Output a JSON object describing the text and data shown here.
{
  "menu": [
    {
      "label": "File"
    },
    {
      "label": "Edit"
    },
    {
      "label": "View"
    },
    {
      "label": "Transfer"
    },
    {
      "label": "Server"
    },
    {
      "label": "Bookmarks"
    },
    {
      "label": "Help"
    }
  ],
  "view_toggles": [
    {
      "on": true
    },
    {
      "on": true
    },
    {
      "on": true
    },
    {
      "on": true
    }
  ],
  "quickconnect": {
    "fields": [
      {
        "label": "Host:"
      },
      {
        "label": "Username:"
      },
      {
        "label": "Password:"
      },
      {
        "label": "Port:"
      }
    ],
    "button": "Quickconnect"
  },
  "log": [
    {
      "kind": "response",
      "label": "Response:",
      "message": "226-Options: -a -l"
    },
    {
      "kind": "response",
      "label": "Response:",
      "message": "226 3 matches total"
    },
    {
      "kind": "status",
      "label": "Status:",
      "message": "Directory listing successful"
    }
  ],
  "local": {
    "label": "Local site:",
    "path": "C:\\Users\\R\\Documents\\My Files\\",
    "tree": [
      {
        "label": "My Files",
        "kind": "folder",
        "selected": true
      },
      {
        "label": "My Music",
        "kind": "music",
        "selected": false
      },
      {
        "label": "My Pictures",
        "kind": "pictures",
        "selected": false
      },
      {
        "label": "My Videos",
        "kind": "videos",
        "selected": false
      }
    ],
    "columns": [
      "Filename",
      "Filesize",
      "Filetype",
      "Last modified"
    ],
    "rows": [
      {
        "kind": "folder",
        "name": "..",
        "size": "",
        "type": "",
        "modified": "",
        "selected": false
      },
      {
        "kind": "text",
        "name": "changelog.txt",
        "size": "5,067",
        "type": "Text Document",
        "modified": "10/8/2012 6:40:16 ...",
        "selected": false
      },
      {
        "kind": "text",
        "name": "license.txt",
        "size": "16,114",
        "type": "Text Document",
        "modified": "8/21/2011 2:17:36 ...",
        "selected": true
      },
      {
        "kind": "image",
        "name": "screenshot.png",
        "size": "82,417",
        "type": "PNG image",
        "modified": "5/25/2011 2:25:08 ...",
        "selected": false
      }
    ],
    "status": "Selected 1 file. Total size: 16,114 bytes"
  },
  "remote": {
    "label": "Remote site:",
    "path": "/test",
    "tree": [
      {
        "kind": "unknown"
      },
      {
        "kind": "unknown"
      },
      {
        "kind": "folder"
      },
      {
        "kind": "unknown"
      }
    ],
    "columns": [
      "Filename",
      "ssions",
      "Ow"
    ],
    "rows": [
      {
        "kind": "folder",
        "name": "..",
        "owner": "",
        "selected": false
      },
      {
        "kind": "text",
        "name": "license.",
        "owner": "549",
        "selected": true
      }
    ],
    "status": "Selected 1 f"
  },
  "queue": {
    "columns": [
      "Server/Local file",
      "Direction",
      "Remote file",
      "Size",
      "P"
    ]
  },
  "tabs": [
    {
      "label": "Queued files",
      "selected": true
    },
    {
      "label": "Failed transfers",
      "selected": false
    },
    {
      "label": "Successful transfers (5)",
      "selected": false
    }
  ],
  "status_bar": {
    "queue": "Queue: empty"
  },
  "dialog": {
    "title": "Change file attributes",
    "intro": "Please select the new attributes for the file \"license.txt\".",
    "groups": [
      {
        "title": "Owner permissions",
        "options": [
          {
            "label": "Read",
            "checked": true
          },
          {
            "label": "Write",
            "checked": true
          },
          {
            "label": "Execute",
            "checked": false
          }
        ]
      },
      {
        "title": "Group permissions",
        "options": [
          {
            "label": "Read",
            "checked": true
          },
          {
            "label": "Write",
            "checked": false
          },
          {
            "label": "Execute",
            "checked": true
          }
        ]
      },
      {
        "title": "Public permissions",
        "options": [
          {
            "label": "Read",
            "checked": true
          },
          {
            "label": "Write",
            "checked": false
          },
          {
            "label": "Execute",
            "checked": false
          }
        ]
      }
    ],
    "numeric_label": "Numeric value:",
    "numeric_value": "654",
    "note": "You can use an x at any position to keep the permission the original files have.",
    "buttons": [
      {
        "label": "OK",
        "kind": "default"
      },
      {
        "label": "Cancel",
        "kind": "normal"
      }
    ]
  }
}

○ ○ ○ ○

→ Directions: Reproduce the listing above word for word.

→ Output of the task:
Output a JSON object describing the text and data shown here.
{
  "menu": [
    {
      "label": "File"
    },
    {
      "label": "Edit"
    },
    {
      "label": "View"
    },
    {
      "label": "Transfer"
    },
    {
      "label": "Server"
    },
    {
      "label": "Bookmarks"
    },
    {
      "label": "Help"
    }
  ],
  "view_toggles": [
    {
      "on": true
    },
    {
      "on": true
    },
    {
      "on": true
    },
    {
      "on": true
    }
  ],
  "quickconnect": {
    "fields": [
      {
        "label": "Host:"
      },
      {
        "label": "Username:"
      },
      {
        "label": "Password:"
      },
      {
        "label": "Port:"
      }
    ],
    "button": "Quickconnect"
  },
  "log": [
    {
      "kind": "response",
      "label": "Response:",
      "message": "226-Options: -a -l"
    },
    {
      "kind": "response",
      "label": "Response:",
      "message": "226 3 matches total"
    },
    {
      "kind": "status",
      "label": "Status:",
      "message": "Directory listing successful"
    }
  ],
  "local": {
    "label": "Local site:",
    "path": "C:\\Users\\R\\Documents\\My Files\\",
    "tree": [
      {
        "label": "My Files",
        "kind": "folder",
        "selected": true
      },
      {
        "label": "My Music",
        "kind": "music",
        "selected": false
      },
      {
        "label": "My Pictures",
        "kind": "pictures",
        "selected": false
      },
      {
        "label": "My Videos",
        "kind": "videos",
        "selected": false
      }
    ],
    "columns": [
      "Filename",
      "Filesize",
      "Filetype",
      "Last modified"
    ],
    "rows": [
      {
        "kind": "folder",
        "name": "..",
        "size": "",
        "type": "",
        "modified": "",
        "selected": false
      },
      {
        "kind": "text",
        "name": "changelog.txt",
        "size": "5,067",
        "type": "Text Document",
        "modified": "10/8/2012 6:40:16 ...",
        "selected": false
      },
      {
        "kind": "text",
        "name": "license.txt",
        "size": "16,114",
        "type": "Text Document",
        "modified": "8/21/2011 2:17:36 ...",
        "selected": true
      },
      {
        "kind": "image",
        "name": "screenshot.png",
        "size": "82,417",
        "type": "PNG image",
        "modified": "5/25/2011 2:25:08 ...",
        "selected": false
      }
    ],
    "status": "Selected 1 file. Total size: 16,114 bytes"
  },
  "remote": {
    "label": "Remote site:",
    "path": "/test",
    "tree": [
      {
        "kind": "unknown"
      },
      {
        "kind": "unknown"
      },
      {
        "kind": "folder"
      },
      {
        "kind": "unknown"
      }
    ],
    "columns": [
      "Filename",
      "ssions",
      "Ow"
    ],
    "rows": [
      {
        "kind": "folder",
        "name": "..",
        "owner": "",
        "selected": false
      },
      {
        "kind": "text",
        "name": "license.",
        "owner": "549",
        "selected": true
      }
    ],
    "status": "Selected 1 f"
  },
  "queue": {
    "columns": [
      "Server/Local file",
      "Direction",
      "Remote file",
      "Size",
      "P"
    ]
  },
  "tabs": [
    {
      "label": "Queued files",
      "selected": true
    },
    {
      "label": "Failed transfers",
      "selected": false
    },
    {
      "label": "Successful transfers (5)",
      "selected": false
    }
  ],
  "status_bar": {
    "queue": "Queue: empty"
  },
  "dialog": {
    "title": "Change file attributes",
    "intro": "Please select the new attributes for the file \"license.txt\".",
    "groups": [
      {
        "title": "Owner permissions",
        "options": [
          {
            "label": "Read",
            "checked": true
          },
          {
            "label": "Write",
            "checked": true
          },
          {
            "label": "Execute",
            "checked": false
          }
        ]
      },
      {
        "title": "Group permissions",
        "options": [
          {
            "label": "Read",
            "checked": true
          },
          {
            "label": "Write",
            "checked": false
          },
          {
            "label": "Execute",
            "checked": true
          }
        ]
      },
      {
        "title": "Public permissions",
        "options": [
          {
            "label": "Read",
            "checked": true
          },
          {
            "label": "Write",
            "checked": false
          },
          {
            "label": "Execute",
            "checked": false
          }
        ]
      }
    ],
    "numeric_label": "Numeric value:",
    "numeric_value": "654",
    "note": "You can use an x at any position to keep the permission the original files have.",
    "buttons": [
      {
        "label": "OK",
        "kind": "default"
      },
      {
        "label": "Cancel",
        "kind": "normal"
      }
    ]
  }
}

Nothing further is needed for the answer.